━━━━━ Dataset extract ━━━━━
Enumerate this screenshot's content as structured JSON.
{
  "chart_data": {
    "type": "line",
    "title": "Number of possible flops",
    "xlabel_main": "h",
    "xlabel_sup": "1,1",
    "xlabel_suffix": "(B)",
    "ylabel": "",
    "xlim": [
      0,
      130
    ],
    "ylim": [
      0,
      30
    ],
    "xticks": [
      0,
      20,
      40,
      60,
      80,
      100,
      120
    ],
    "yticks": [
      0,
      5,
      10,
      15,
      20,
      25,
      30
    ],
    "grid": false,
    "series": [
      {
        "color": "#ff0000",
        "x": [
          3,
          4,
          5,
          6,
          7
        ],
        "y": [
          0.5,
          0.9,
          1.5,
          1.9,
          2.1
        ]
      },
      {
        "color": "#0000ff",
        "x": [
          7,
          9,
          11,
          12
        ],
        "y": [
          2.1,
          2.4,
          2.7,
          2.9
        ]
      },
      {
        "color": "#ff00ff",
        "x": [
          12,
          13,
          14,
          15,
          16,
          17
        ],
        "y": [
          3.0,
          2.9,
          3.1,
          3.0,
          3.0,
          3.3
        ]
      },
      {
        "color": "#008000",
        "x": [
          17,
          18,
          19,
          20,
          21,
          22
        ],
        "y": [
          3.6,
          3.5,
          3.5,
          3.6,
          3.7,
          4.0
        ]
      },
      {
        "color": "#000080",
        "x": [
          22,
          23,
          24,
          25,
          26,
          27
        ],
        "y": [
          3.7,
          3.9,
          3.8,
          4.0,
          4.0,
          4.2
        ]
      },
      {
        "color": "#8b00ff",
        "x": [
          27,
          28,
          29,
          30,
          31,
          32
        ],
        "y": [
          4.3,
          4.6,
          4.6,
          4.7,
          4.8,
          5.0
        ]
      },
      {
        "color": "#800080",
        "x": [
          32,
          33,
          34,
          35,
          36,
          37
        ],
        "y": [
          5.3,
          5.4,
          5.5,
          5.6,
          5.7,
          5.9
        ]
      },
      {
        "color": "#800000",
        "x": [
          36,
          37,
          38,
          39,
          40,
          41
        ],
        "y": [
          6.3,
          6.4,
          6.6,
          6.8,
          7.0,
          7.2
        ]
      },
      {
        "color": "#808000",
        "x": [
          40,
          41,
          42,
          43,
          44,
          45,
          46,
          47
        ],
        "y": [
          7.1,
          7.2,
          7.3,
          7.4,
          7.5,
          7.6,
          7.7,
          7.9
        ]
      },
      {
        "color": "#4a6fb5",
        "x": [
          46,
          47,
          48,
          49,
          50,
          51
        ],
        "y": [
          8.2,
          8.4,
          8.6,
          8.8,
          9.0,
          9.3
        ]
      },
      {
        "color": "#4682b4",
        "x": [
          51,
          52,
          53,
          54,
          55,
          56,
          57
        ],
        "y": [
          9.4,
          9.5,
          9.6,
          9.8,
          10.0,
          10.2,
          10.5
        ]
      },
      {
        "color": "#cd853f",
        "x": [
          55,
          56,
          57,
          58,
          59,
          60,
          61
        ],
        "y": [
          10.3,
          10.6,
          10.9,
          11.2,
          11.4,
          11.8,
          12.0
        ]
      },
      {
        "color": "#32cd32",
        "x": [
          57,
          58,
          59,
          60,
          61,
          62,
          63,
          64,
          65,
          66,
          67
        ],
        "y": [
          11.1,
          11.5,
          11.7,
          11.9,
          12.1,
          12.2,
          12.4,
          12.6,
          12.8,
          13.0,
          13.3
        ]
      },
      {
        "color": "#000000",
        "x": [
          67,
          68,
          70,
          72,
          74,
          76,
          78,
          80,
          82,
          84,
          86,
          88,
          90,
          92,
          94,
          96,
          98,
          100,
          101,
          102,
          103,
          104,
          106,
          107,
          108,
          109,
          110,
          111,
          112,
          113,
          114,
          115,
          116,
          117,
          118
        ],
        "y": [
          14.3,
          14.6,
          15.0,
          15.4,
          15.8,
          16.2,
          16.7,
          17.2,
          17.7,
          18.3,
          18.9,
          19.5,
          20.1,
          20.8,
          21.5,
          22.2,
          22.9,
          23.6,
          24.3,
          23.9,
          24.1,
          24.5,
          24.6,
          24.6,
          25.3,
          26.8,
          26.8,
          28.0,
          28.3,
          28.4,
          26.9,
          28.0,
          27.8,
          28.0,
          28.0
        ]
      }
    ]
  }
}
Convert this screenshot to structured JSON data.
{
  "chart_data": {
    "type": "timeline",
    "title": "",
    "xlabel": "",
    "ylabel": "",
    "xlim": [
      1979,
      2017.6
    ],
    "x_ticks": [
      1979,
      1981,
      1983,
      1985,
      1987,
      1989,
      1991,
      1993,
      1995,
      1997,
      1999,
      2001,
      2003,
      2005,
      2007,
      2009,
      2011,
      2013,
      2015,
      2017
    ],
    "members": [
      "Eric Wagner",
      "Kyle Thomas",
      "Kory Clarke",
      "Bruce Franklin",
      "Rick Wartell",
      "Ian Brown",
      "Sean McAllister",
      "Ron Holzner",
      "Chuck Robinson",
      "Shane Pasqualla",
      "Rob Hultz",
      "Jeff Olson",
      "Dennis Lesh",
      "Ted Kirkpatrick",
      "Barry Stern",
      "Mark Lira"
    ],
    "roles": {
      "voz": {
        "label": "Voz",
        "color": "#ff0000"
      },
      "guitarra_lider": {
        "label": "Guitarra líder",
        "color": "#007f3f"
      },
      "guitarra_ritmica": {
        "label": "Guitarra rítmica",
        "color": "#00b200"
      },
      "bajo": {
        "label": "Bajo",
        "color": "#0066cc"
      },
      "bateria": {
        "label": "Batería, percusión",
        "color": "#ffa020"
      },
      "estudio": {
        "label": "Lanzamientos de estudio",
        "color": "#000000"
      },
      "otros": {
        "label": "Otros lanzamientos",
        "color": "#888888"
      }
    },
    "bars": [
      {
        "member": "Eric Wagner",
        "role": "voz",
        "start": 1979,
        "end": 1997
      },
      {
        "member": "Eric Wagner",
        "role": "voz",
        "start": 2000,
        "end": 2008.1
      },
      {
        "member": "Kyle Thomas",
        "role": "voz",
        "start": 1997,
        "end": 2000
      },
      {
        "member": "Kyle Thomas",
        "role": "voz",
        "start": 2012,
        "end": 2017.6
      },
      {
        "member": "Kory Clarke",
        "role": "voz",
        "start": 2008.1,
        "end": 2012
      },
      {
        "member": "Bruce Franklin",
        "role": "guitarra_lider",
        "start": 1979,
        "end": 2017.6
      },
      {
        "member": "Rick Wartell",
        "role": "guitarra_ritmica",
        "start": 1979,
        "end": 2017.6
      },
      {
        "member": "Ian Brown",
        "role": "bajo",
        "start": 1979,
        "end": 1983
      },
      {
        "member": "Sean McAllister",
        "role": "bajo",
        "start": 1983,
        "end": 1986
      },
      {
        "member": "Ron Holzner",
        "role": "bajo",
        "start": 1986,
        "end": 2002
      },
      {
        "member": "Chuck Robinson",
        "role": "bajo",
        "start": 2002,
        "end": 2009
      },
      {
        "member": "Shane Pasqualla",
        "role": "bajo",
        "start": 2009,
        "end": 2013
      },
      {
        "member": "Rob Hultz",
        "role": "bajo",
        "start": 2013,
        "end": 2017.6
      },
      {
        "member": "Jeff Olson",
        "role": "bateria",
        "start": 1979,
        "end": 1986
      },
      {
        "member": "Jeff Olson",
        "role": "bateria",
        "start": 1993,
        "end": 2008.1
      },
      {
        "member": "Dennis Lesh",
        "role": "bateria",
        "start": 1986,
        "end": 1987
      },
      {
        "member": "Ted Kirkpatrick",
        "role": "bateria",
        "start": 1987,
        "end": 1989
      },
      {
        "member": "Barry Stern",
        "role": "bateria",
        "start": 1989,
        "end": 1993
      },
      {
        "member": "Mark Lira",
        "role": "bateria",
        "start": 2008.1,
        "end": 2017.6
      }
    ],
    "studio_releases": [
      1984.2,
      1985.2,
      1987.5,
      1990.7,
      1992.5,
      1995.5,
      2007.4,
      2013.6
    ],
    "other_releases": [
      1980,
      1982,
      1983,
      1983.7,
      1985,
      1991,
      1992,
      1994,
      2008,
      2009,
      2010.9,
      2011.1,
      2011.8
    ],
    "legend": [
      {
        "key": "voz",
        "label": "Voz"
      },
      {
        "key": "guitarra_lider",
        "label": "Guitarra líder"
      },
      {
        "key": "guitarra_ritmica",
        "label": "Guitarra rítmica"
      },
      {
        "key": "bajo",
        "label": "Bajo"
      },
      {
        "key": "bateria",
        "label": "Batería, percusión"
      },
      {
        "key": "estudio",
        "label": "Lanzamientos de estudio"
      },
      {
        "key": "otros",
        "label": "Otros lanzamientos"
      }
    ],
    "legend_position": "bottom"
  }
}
━━━━━
_What is asked_. Search the lines for the word "Bruce" and report how many contain it, by number only.

_Answer_. 2